WORK REQUIRED: Check every line of the material below for the string "Mausrads", and return the ones that have it.

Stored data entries
┌──

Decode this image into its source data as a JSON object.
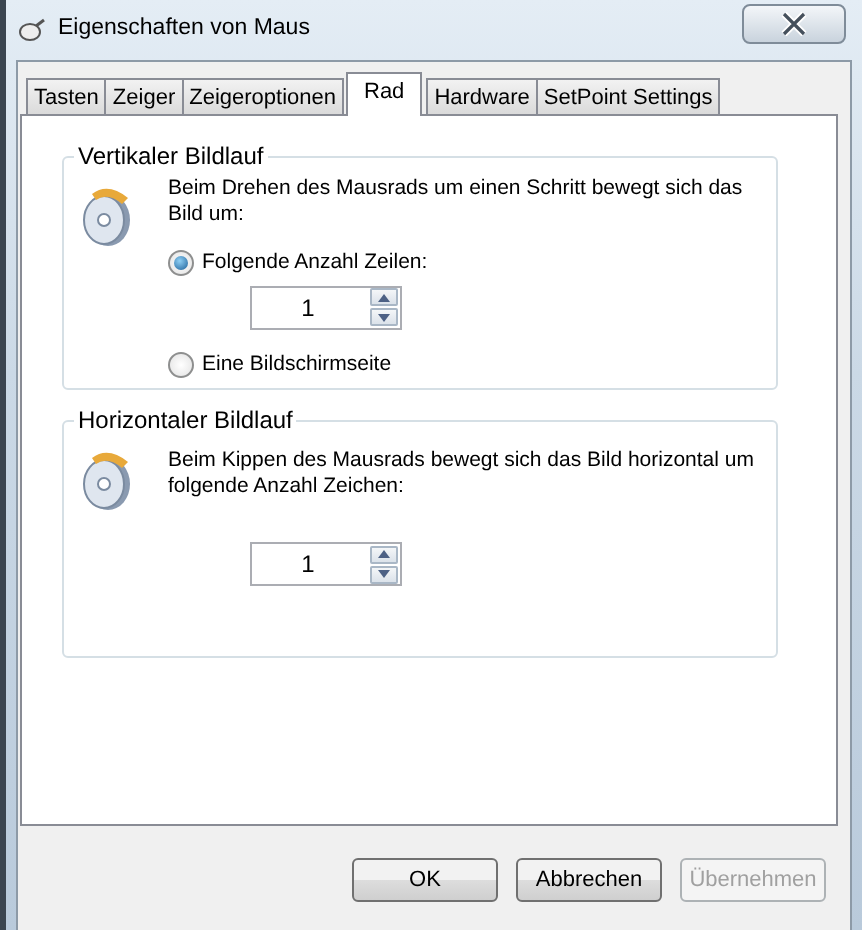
{
  "window": {
    "title": "Eigenschaften von Maus"
  },
  "tabs": [
    {
      "label": "Tasten",
      "selected": false
    },
    {
      "label": "Zeiger",
      "selected": false
    },
    {
      "label": "Zeigeroptionen",
      "selected": false
    },
    {
      "label": "Rad",
      "selected": true
    },
    {
      "label": "Hardware",
      "selected": false
    },
    {
      "label": "SetPoint Settings",
      "selected": false
    }
  ],
  "vertical_scrolling": {
    "legend": "Vertikaler Bildlauf",
    "description": "Beim Drehen des Mausrads um einen Schritt bewegt sich das Bild um:",
    "options": [
      {
        "label": "Folgende Anzahl Zeilen:",
        "selected": true,
        "spinner_value": "1"
      },
      {
        "label": "Eine Bildschirmseite",
        "selected": false
      }
    ]
  },
  "horizontal_scrolling": {
    "legend": "Horizontaler Bildlauf",
    "description": "Beim Kippen des Mausrads bewegt sich das Bild horizontal um folgende Anzahl Zeichen:",
    "spinner_value": "1"
  },
  "buttons": [
    {
      "label": "OK",
      "disabled": false
    },
    {
      "label": "Abbrechen",
      "disabled": false
    },
    {
      "label": "Übernehmen",
      "disabled": true
    }
  ]
}
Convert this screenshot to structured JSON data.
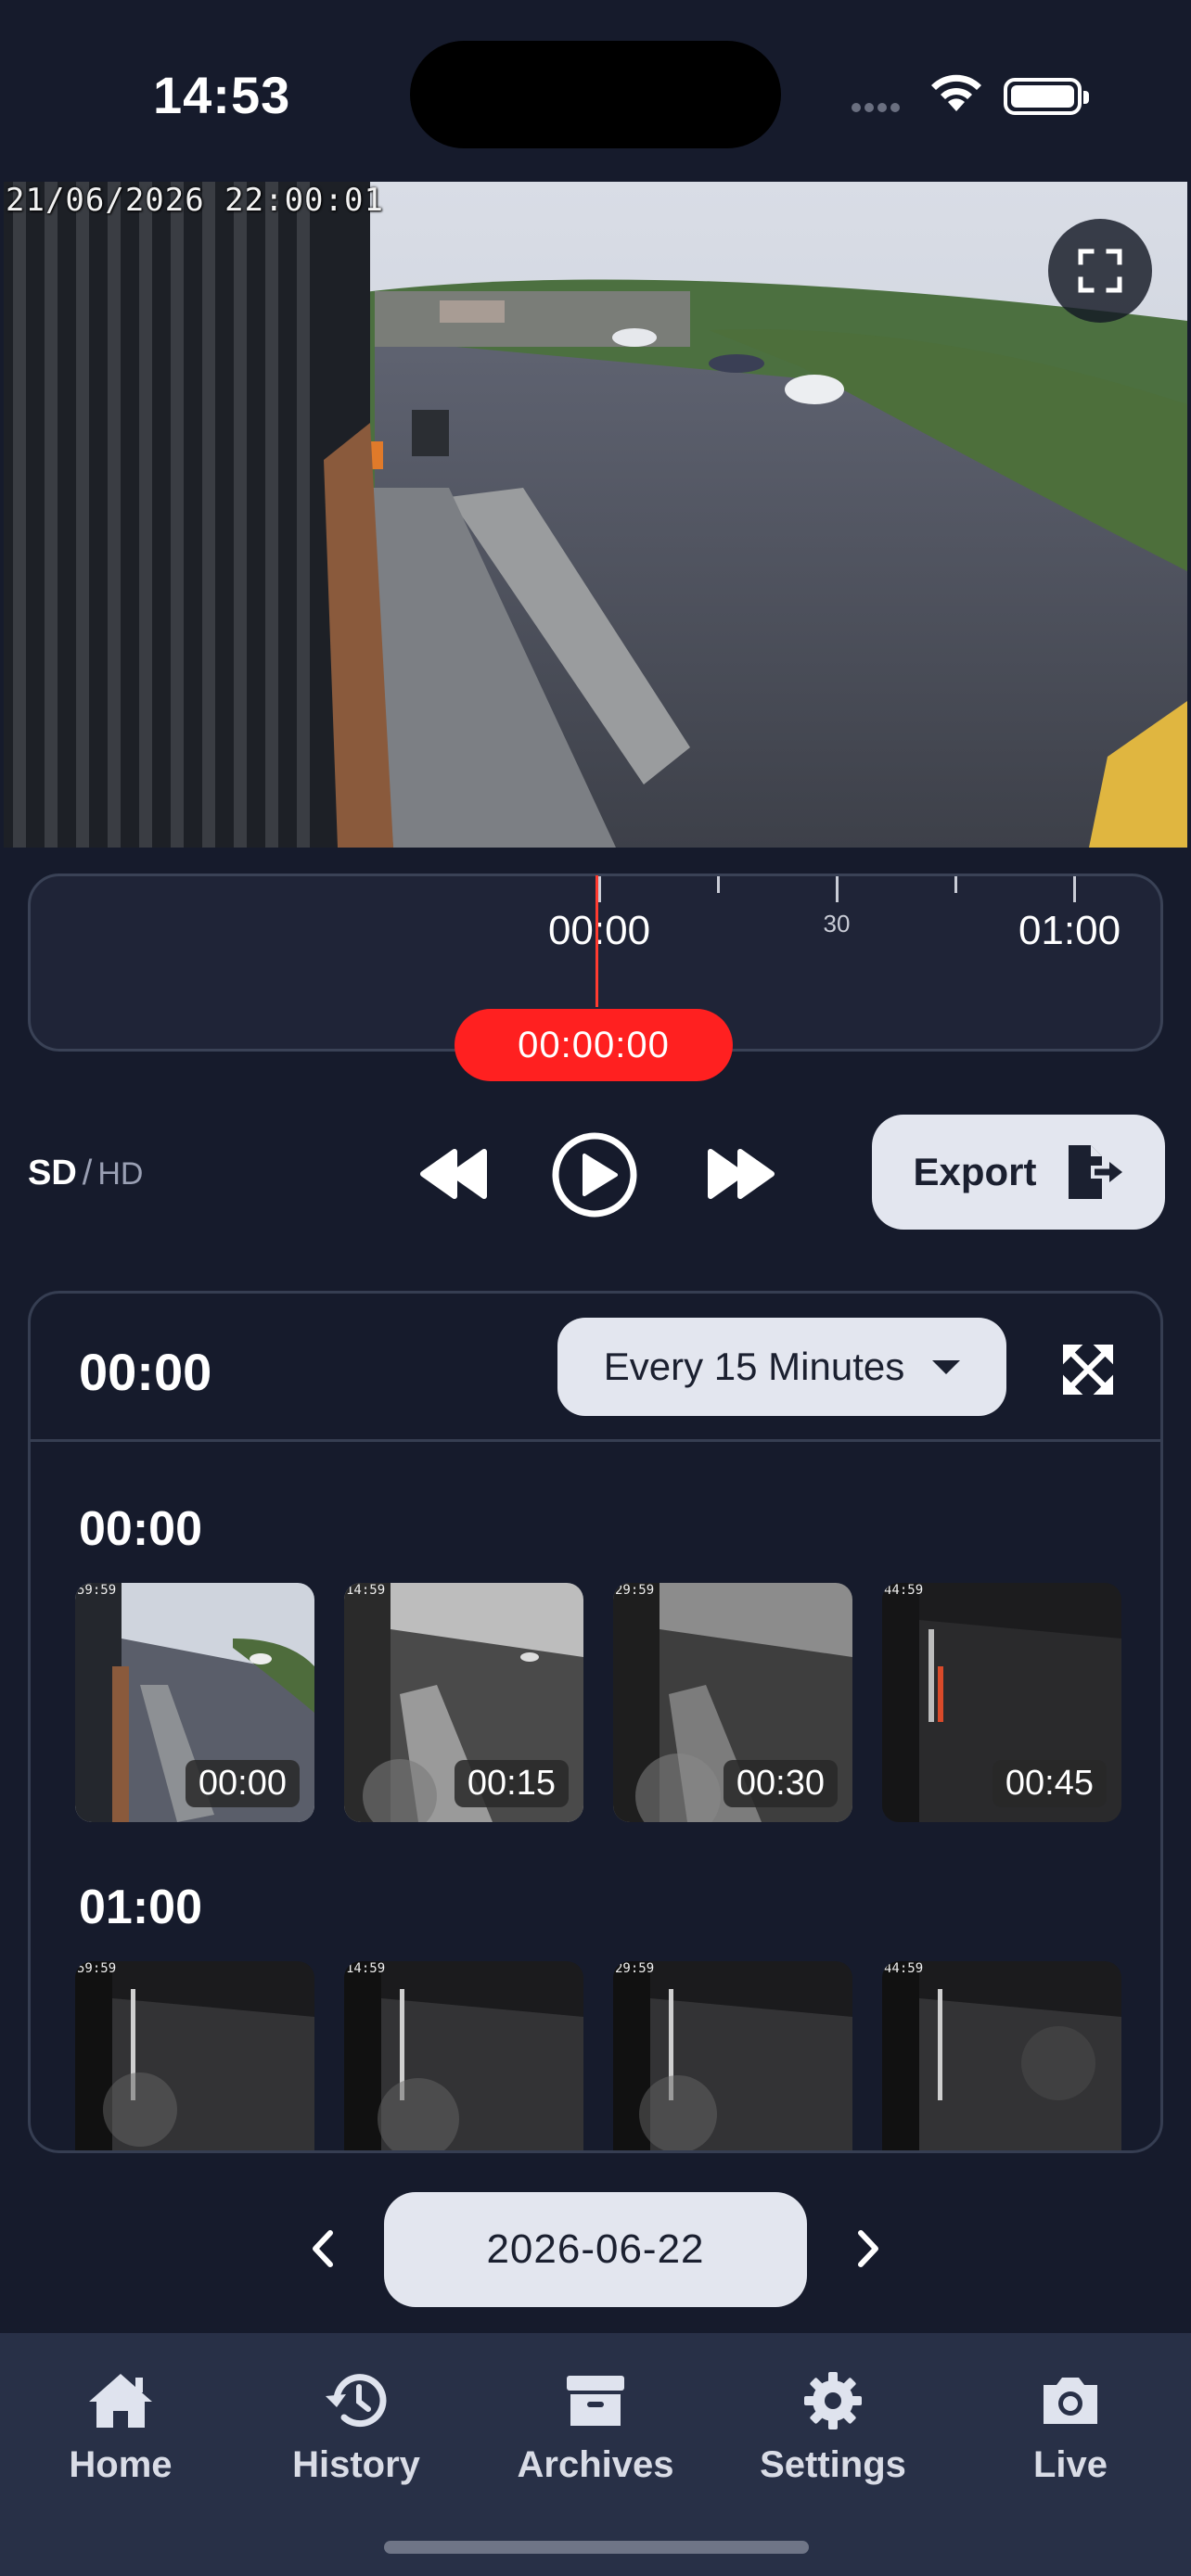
{
  "status_bar": {
    "time": "14:53"
  },
  "player": {
    "overlay_timestamp": "21/06/2026 22:00:01",
    "timeline": {
      "tick_labels": [
        "00:00",
        "30",
        "01:00"
      ],
      "current_time": "00:00:00"
    },
    "quality": {
      "sd": "SD",
      "separator": "/",
      "hd": "HD",
      "selected": "SD"
    },
    "export_label": "Export"
  },
  "snapshots": {
    "header_time": "00:00",
    "interval_label": "Every 15 Minutes",
    "groups": [
      {
        "title": "00:00",
        "thumbs": [
          "00:00",
          "00:15",
          "00:30",
          "00:45"
        ],
        "overlay": [
          "59:59",
          "14:59",
          "29:59",
          "44:59"
        ]
      },
      {
        "title": "01:00",
        "thumbs": [
          "",
          "",
          "",
          ""
        ],
        "overlay": [
          "59:59",
          "14:59",
          "29:59",
          "44:59"
        ]
      }
    ]
  },
  "date_selector": {
    "date": "2026-06-22"
  },
  "tabbar": {
    "items": [
      {
        "label": "Home",
        "icon": "home-icon"
      },
      {
        "label": "History",
        "icon": "history-icon"
      },
      {
        "label": "Archives",
        "icon": "archive-icon"
      },
      {
        "label": "Settings",
        "icon": "gear-icon"
      },
      {
        "label": "Live",
        "icon": "camera-icon"
      }
    ]
  },
  "colors": {
    "background": "#161b2c",
    "accent_red": "#ff2020",
    "pill": "#e3e6ef",
    "tabbar": "#283047"
  }
}
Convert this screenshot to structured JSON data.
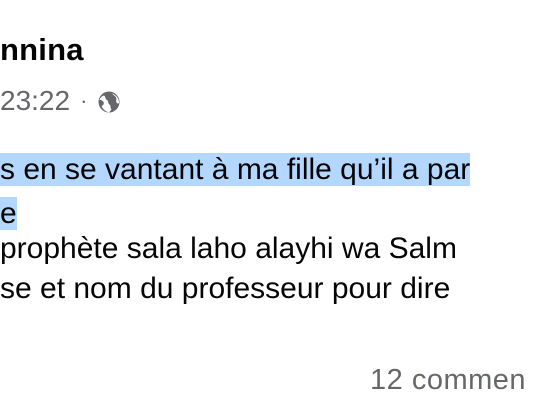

└──

OUTPUT BELOW:
    "description": "Beim Drehen des Mausrads um einen Schritt bewegt sich das Bild um:",
    "description": "Beim Kippen des Mausrads bewegt sich das Bild horizontal um folgende Anzahl Zeichen:",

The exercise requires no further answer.